§ OBJECTIVE
Return every one of the rows below word for word, keeping each line unchanged.

* start LISTED ENTRIES *

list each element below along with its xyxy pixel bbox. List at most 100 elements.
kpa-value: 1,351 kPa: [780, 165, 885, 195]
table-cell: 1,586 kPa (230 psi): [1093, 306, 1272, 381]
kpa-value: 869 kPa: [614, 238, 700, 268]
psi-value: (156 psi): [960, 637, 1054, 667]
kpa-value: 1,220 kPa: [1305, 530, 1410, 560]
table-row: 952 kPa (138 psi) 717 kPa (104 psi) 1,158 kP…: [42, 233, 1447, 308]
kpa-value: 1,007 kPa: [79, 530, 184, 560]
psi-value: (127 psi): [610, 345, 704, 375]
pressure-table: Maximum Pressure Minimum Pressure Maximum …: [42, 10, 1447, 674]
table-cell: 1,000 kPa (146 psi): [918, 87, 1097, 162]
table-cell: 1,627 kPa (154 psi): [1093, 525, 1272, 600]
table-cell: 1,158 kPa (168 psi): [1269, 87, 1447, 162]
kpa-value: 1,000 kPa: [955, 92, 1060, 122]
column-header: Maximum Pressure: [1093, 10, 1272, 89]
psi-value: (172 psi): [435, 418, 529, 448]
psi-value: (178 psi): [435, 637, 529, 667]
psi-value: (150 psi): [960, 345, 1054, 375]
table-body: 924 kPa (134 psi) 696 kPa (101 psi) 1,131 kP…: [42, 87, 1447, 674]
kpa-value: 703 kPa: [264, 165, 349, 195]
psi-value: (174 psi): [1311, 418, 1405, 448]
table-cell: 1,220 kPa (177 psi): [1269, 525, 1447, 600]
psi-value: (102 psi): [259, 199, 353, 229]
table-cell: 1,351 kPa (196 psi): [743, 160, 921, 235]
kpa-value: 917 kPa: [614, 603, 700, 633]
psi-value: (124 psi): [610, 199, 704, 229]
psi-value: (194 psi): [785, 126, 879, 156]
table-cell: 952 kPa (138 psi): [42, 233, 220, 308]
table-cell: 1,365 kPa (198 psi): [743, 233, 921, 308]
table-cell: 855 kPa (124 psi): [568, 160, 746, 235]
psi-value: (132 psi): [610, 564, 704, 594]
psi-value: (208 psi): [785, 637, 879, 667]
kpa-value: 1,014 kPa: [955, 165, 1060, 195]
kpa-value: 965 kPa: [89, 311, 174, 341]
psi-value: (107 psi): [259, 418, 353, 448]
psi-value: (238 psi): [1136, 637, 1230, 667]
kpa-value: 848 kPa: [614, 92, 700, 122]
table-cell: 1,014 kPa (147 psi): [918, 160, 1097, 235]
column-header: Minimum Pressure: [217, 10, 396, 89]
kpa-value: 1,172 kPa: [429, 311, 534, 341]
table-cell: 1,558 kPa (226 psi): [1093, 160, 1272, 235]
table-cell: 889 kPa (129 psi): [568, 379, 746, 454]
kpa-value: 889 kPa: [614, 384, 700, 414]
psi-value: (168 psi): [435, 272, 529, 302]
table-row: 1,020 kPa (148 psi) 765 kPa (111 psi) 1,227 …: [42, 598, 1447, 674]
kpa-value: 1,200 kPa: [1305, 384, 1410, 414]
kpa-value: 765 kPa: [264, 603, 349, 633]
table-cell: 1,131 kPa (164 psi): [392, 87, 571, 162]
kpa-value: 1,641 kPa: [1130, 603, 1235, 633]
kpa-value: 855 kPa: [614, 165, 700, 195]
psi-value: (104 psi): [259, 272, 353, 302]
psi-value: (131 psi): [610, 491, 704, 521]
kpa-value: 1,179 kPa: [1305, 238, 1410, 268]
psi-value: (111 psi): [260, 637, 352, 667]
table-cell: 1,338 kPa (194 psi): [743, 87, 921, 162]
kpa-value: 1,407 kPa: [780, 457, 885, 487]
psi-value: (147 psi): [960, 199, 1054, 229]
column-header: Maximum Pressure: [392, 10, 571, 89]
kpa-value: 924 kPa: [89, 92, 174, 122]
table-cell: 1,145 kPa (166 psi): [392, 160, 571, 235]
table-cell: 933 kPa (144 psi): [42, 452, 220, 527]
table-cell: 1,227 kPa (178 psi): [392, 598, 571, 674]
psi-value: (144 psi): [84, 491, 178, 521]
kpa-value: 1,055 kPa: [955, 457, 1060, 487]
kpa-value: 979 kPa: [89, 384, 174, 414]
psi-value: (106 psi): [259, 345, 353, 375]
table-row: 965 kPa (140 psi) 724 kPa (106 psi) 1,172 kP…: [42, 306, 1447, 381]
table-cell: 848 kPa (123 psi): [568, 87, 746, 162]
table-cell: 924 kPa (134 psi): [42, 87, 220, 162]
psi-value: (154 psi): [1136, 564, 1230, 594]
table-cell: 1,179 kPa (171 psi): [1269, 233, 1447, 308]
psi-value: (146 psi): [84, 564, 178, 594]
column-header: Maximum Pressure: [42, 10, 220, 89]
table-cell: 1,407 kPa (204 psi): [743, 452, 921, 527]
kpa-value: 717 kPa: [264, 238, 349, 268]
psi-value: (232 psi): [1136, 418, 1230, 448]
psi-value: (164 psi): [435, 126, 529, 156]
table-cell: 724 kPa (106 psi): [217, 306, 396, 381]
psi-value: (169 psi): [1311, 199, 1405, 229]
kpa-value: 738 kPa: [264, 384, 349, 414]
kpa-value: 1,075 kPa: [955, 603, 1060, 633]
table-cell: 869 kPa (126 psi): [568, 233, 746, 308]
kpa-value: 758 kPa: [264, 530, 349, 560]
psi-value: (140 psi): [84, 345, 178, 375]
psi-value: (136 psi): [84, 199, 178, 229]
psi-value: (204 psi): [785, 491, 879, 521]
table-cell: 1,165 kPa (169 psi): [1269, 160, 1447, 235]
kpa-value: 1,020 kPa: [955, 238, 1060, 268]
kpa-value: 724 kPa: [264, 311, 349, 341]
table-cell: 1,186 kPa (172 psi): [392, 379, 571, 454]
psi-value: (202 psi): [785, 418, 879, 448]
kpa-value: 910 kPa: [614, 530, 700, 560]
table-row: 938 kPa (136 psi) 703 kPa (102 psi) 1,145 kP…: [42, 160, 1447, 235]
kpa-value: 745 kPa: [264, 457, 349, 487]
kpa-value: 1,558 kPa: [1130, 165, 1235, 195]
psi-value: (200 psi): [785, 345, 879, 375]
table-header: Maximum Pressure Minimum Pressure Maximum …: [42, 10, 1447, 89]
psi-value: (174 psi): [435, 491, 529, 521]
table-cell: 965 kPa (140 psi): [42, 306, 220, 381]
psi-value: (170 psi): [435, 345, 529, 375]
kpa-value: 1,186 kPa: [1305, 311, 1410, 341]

* end LISTED ENTRIES *

§ RESPONSE FOR THIS EXERCISE
list each element below along with its xyxy pixel bbox. List at most 100 elements.
kpa-value: 1,351 kPa: [780, 165, 885, 195]
table-cell: 1,586 kPa (230 psi): [1093, 306, 1272, 381]
kpa-value: 869 kPa: [614, 238, 700, 268]
psi-value: (156 psi): [960, 637, 1054, 667]
kpa-value: 1,220 kPa: [1305, 530, 1410, 560]
table-row: 952 kPa (138 psi) 717 kPa (104 psi) 1,158 kP…: [42, 233, 1447, 308]
kpa-value: 1,007 kPa: [79, 530, 184, 560]
psi-value: (127 psi): [610, 345, 704, 375]
pressure-table: Maximum Pressure Minimum Pressure Maximum …: [42, 10, 1447, 674]
table-cell: 1,000 kPa (146 psi): [918, 87, 1097, 162]
table-cell: 1,627 kPa (154 psi): [1093, 525, 1272, 600]
table-cell: 1,158 kPa (168 psi): [1269, 87, 1447, 162]
kpa-value: 1,000 kPa: [955, 92, 1060, 122]
column-header: Maximum Pressure: [1093, 10, 1272, 89]
psi-value: (172 psi): [435, 418, 529, 448]
psi-value: (178 psi): [435, 637, 529, 667]
psi-value: (150 psi): [960, 345, 1054, 375]
table-body: 924 kPa (134 psi) 696 kPa (101 psi) 1,131 kP…: [42, 87, 1447, 674]
kpa-value: 703 kPa: [264, 165, 349, 195]
psi-value: (174 psi): [1311, 418, 1405, 448]
table-cell: 1,220 kPa (177 psi): [1269, 525, 1447, 600]
psi-value: (102 psi): [259, 199, 353, 229]
table-cell: 1,351 kPa (196 psi): [743, 160, 921, 235]
kpa-value: 917 kPa: [614, 603, 700, 633]
psi-value: (124 psi): [610, 199, 704, 229]
psi-value: (194 psi): [785, 126, 879, 156]
table-cell: 952 kPa (138 psi): [42, 233, 220, 308]
table-cell: 1,365 kPa (198 psi): [743, 233, 921, 308]
table-cell: 855 kPa (124 psi): [568, 160, 746, 235]
psi-value: (132 psi): [610, 564, 704, 594]
psi-value: (208 psi): [785, 637, 879, 667]
kpa-value: 1,014 kPa: [955, 165, 1060, 195]
kpa-value: 965 kPa: [89, 311, 174, 341]
psi-value: (107 psi): [259, 418, 353, 448]
psi-value: (238 psi): [1136, 637, 1230, 667]
kpa-value: 848 kPa: [614, 92, 700, 122]
table-cell: 1,014 kPa (147 psi): [918, 160, 1097, 235]
column-header: Minimum Pressure: [217, 10, 396, 89]
kpa-value: 1,172 kPa: [429, 311, 534, 341]
table-cell: 1,558 kPa (226 psi): [1093, 160, 1272, 235]
table-cell: 889 kPa (129 psi): [568, 379, 746, 454]
kpa-value: 889 kPa: [614, 384, 700, 414]
psi-value: (168 psi): [435, 272, 529, 302]
table-row: 1,020 kPa (148 psi) 765 kPa (111 psi) 1,227 …: [42, 598, 1447, 674]
kpa-value: 1,200 kPa: [1305, 384, 1410, 414]
kpa-value: 765 kPa: [264, 603, 349, 633]
table-cell: 1,131 kPa (164 psi): [392, 87, 571, 162]
kpa-value: 1,641 kPa: [1130, 603, 1235, 633]
kpa-value: 855 kPa: [614, 165, 700, 195]
psi-value: (104 psi): [259, 272, 353, 302]
psi-value: (131 psi): [610, 491, 704, 521]
kpa-value: 1,179 kPa: [1305, 238, 1410, 268]
psi-value: (111 psi): [260, 637, 352, 667]
table-cell: 1,338 kPa (194 psi): [743, 87, 921, 162]
kpa-value: 1,407 kPa: [780, 457, 885, 487]
psi-value: (147 psi): [960, 199, 1054, 229]
column-header: Maximum Pressure: [392, 10, 571, 89]
kpa-value: 924 kPa: [89, 92, 174, 122]
table-cell: 1,145 kPa (166 psi): [392, 160, 571, 235]
table-cell: 933 kPa (144 psi): [42, 452, 220, 527]
table-cell: 1,227 kPa (178 psi): [392, 598, 571, 674]
psi-value: (144 psi): [84, 491, 178, 521]
kpa-value: 1,055 kPa: [955, 457, 1060, 487]
kpa-value: 979 kPa: [89, 384, 174, 414]
psi-value: (106 psi): [259, 345, 353, 375]
table-row: 965 kPa (140 psi) 724 kPa (106 psi) 1,172 kP…: [42, 306, 1447, 381]
table-cell: 848 kPa (123 psi): [568, 87, 746, 162]
table-cell: 924 kPa (134 psi): [42, 87, 220, 162]
psi-value: (154 psi): [1136, 564, 1230, 594]
table-cell: 1,179 kPa (171 psi): [1269, 233, 1447, 308]
psi-value: (146 psi): [84, 564, 178, 594]
column-header: Maximum Pressure: [42, 10, 220, 89]
table-cell: 1,407 kPa (204 psi): [743, 452, 921, 527]
kpa-value: 717 kPa: [264, 238, 349, 268]
psi-value: (232 psi): [1136, 418, 1230, 448]
psi-value: (164 psi): [435, 126, 529, 156]
table-cell: 724 kPa (106 psi): [217, 306, 396, 381]
psi-value: (169 psi): [1311, 199, 1405, 229]
kpa-value: 738 kPa: [264, 384, 349, 414]
kpa-value: 1,075 kPa: [955, 603, 1060, 633]
table-cell: 869 kPa (126 psi): [568, 233, 746, 308]
kpa-value: 758 kPa: [264, 530, 349, 560]
psi-value: (140 psi): [84, 345, 178, 375]
psi-value: (136 psi): [84, 199, 178, 229]
psi-value: (204 psi): [785, 491, 879, 521]
table-cell: 1,165 kPa (169 psi): [1269, 160, 1447, 235]
kpa-value: 1,020 kPa: [955, 238, 1060, 268]
kpa-value: 724 kPa: [264, 311, 349, 341]
table-cell: 1,186 kPa (172 psi): [392, 379, 571, 454]
psi-value: (202 psi): [785, 418, 879, 448]
kpa-value: 910 kPa: [614, 530, 700, 560]
table-row: 938 kPa (136 psi) 703 kPa (102 psi) 1,145 kP…: [42, 160, 1447, 235]
kpa-value: 745 kPa: [264, 457, 349, 487]
kpa-value: 1,558 kPa: [1130, 165, 1235, 195]
psi-value: (200 psi): [785, 345, 879, 375]
table-header: Maximum Pressure Minimum Pressure Maximum …: [42, 10, 1447, 89]
psi-value: (174 psi): [435, 491, 529, 521]
table-cell: 965 kPa (140 psi): [42, 306, 220, 381]
psi-value: (170 psi): [435, 345, 529, 375]
kpa-value: 1,186 kPa: [1305, 311, 1410, 341]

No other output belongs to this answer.